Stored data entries
-- Begin --

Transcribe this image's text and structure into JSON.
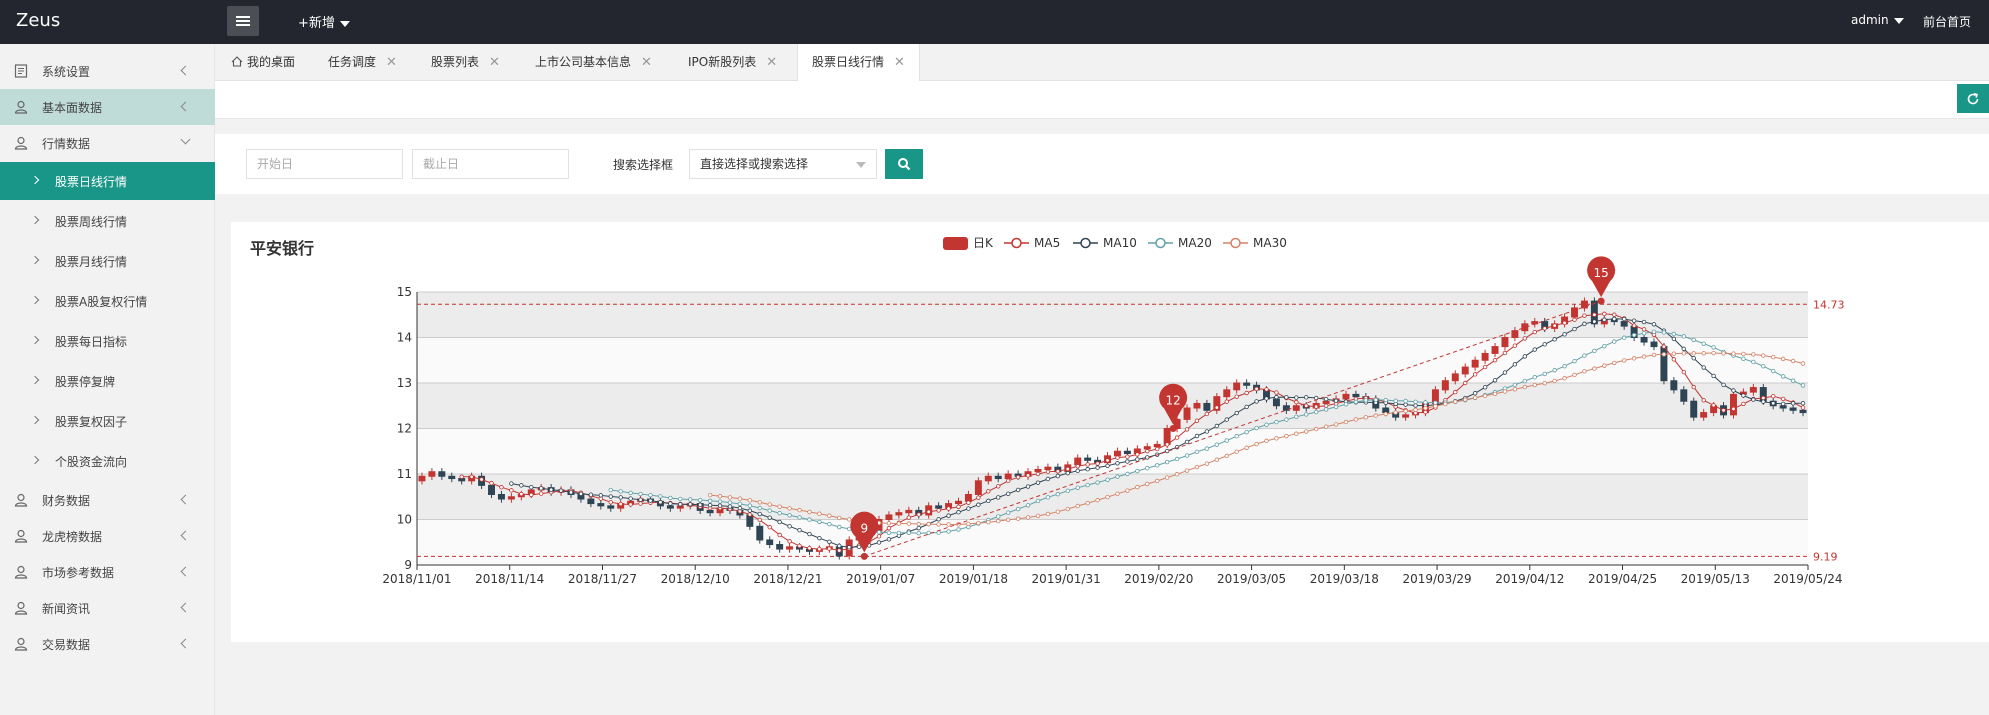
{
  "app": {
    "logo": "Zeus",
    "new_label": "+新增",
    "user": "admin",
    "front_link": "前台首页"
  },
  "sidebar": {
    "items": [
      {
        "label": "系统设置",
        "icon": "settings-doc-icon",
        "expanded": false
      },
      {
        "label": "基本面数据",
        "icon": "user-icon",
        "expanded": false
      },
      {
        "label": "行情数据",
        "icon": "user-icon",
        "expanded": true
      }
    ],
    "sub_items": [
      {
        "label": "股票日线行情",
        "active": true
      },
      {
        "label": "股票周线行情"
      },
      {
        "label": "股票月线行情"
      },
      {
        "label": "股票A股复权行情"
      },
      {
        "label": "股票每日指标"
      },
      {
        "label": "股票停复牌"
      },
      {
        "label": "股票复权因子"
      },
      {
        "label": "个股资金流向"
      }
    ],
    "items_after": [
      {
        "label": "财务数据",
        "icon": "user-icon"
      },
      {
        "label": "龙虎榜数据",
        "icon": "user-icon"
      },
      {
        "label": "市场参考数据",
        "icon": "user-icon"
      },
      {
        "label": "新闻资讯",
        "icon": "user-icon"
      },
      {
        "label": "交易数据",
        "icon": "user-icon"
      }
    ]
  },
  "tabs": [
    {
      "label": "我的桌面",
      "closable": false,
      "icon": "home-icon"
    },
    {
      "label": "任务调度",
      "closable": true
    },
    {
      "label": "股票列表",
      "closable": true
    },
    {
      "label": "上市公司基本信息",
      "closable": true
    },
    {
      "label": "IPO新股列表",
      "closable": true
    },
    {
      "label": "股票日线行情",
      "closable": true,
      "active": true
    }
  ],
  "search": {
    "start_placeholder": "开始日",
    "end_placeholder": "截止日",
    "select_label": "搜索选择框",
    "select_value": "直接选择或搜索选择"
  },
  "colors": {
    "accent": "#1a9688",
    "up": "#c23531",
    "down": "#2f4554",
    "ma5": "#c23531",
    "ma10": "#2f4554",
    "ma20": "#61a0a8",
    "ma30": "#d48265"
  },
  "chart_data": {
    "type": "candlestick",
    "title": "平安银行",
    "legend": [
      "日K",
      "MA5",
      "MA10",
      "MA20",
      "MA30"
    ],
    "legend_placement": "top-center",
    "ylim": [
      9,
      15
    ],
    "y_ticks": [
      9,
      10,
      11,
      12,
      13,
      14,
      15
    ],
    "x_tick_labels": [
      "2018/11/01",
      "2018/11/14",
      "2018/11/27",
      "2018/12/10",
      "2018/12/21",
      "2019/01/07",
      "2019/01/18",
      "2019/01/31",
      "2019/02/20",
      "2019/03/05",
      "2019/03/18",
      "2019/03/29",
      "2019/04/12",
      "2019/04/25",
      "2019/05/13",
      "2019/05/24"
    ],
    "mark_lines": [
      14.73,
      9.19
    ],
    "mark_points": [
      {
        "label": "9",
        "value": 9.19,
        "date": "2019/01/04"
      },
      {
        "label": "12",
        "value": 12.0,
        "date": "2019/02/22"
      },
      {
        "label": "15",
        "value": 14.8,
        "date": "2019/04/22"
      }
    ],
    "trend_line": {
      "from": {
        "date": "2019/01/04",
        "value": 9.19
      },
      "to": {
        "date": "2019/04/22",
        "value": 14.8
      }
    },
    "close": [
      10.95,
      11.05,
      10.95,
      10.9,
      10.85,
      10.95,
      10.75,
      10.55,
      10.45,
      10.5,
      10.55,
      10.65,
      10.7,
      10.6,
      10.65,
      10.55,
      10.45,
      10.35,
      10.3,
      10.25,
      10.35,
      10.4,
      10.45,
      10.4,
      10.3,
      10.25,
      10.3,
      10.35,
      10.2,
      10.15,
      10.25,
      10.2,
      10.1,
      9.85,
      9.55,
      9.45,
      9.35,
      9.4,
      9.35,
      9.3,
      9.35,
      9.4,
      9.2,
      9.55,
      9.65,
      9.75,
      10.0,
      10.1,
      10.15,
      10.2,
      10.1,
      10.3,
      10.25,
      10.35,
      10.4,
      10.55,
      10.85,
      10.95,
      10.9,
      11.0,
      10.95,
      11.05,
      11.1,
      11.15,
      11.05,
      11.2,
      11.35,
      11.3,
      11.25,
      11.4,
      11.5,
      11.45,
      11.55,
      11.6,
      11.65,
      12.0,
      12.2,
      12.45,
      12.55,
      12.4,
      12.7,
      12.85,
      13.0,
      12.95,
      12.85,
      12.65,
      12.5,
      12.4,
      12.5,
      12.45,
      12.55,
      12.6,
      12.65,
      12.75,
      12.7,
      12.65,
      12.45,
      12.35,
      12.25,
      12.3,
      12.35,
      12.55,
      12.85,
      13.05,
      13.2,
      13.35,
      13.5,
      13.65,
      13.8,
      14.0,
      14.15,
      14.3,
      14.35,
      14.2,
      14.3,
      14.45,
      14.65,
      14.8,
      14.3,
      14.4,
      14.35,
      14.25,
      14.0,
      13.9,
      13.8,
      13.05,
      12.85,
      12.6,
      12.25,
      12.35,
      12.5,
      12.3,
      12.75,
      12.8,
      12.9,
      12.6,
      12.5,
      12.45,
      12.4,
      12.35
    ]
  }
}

-- End --

The exercise: Repeat the data exactly, dropping every picture it holds.

Exercise result:
Transcribe this image's text and structure into JSON.
{
  "app": {
    "logo": "Zeus",
    "new_label": "+新增",
    "user": "admin",
    "front_link": "前台首页"
  },
  "sidebar": {
    "items": [
      {
        "label": "系统设置",
        "icon": "settings-doc-icon",
        "expanded": false
      },
      {
        "label": "基本面数据",
        "icon": "user-icon",
        "expanded": false
      },
      {
        "label": "行情数据",
        "icon": "user-icon",
        "expanded": true
      }
    ],
    "sub_items": [
      {
        "label": "股票日线行情",
        "active": true
      },
      {
        "label": "股票周线行情"
      },
      {
        "label": "股票月线行情"
      },
      {
        "label": "股票A股复权行情"
      },
      {
        "label": "股票每日指标"
      },
      {
        "label": "股票停复牌"
      },
      {
        "label": "股票复权因子"
      },
      {
        "label": "个股资金流向"
      }
    ],
    "items_after": [
      {
        "label": "财务数据",
        "icon": "user-icon"
      },
      {
        "label": "龙虎榜数据",
        "icon": "user-icon"
      },
      {
        "label": "市场参考数据",
        "icon": "user-icon"
      },
      {
        "label": "新闻资讯",
        "icon": "user-icon"
      },
      {
        "label": "交易数据",
        "icon": "user-icon"
      }
    ]
  },
  "tabs": [
    {
      "label": "我的桌面",
      "closable": false,
      "icon": "home-icon"
    },
    {
      "label": "任务调度",
      "closable": true
    },
    {
      "label": "股票列表",
      "closable": true
    },
    {
      "label": "上市公司基本信息",
      "closable": true
    },
    {
      "label": "IPO新股列表",
      "closable": true
    },
    {
      "label": "股票日线行情",
      "closable": true,
      "active": true
    }
  ],
  "search": {
    "start_placeholder": "开始日",
    "end_placeholder": "截止日",
    "select_label": "搜索选择框",
    "select_value": "直接选择或搜索选择"
  },
  "colors": {
    "accent": "#1a9688",
    "up": "#c23531",
    "down": "#2f4554",
    "ma5": "#c23531",
    "ma10": "#2f4554",
    "ma20": "#61a0a8",
    "ma30": "#d48265"
  },
  "chart_data": {
    "type": "candlestick",
    "title": "平安银行",
    "legend": [
      "日K",
      "MA5",
      "MA10",
      "MA20",
      "MA30"
    ],
    "legend_placement": "top-center",
    "ylim": [
      9,
      15
    ],
    "y_ticks": [
      9,
      10,
      11,
      12,
      13,
      14,
      15
    ],
    "x_tick_labels": [
      "2018/11/01",
      "2018/11/14",
      "2018/11/27",
      "2018/12/10",
      "2018/12/21",
      "2019/01/07",
      "2019/01/18",
      "2019/01/31",
      "2019/02/20",
      "2019/03/05",
      "2019/03/18",
      "2019/03/29",
      "2019/04/12",
      "2019/04/25",
      "2019/05/13",
      "2019/05/24"
    ],
    "mark_lines": [
      14.73,
      9.19
    ],
    "mark_points": [
      {
        "label": "9",
        "value": 9.19,
        "date": "2019/01/04"
      },
      {
        "label": "12",
        "value": 12.0,
        "date": "2019/02/22"
      },
      {
        "label": "15",
        "value": 14.8,
        "date": "2019/04/22"
      }
    ],
    "trend_line": {
      "from": {
        "date": "2019/01/04",
        "value": 9.19
      },
      "to": {
        "date": "2019/04/22",
        "value": 14.8
      }
    },
    "close": [
      10.95,
      11.05,
      10.95,
      10.9,
      10.85,
      10.95,
      10.75,
      10.55,
      10.45,
      10.5,
      10.55,
      10.65,
      10.7,
      10.6,
      10.65,
      10.55,
      10.45,
      10.35,
      10.3,
      10.25,
      10.35,
      10.4,
      10.45,
      10.4,
      10.3,
      10.25,
      10.3,
      10.35,
      10.2,
      10.15,
      10.25,
      10.2,
      10.1,
      9.85,
      9.55,
      9.45,
      9.35,
      9.4,
      9.35,
      9.3,
      9.35,
      9.4,
      9.2,
      9.55,
      9.65,
      9.75,
      10.0,
      10.1,
      10.15,
      10.2,
      10.1,
      10.3,
      10.25,
      10.35,
      10.4,
      10.55,
      10.85,
      10.95,
      10.9,
      11.0,
      10.95,
      11.05,
      11.1,
      11.15,
      11.05,
      11.2,
      11.35,
      11.3,
      11.25,
      11.4,
      11.5,
      11.45,
      11.55,
      11.6,
      11.65,
      12.0,
      12.2,
      12.45,
      12.55,
      12.4,
      12.7,
      12.85,
      13.0,
      12.95,
      12.85,
      12.65,
      12.5,
      12.4,
      12.5,
      12.45,
      12.55,
      12.6,
      12.65,
      12.75,
      12.7,
      12.65,
      12.45,
      12.35,
      12.25,
      12.3,
      12.35,
      12.55,
      12.85,
      13.05,
      13.2,
      13.35,
      13.5,
      13.65,
      13.8,
      14.0,
      14.15,
      14.3,
      14.35,
      14.2,
      14.3,
      14.45,
      14.65,
      14.8,
      14.3,
      14.4,
      14.35,
      14.25,
      14.0,
      13.9,
      13.8,
      13.05,
      12.85,
      12.6,
      12.25,
      12.35,
      12.5,
      12.3,
      12.75,
      12.8,
      12.9,
      12.6,
      12.5,
      12.45,
      12.4,
      12.35
    ]
  }
}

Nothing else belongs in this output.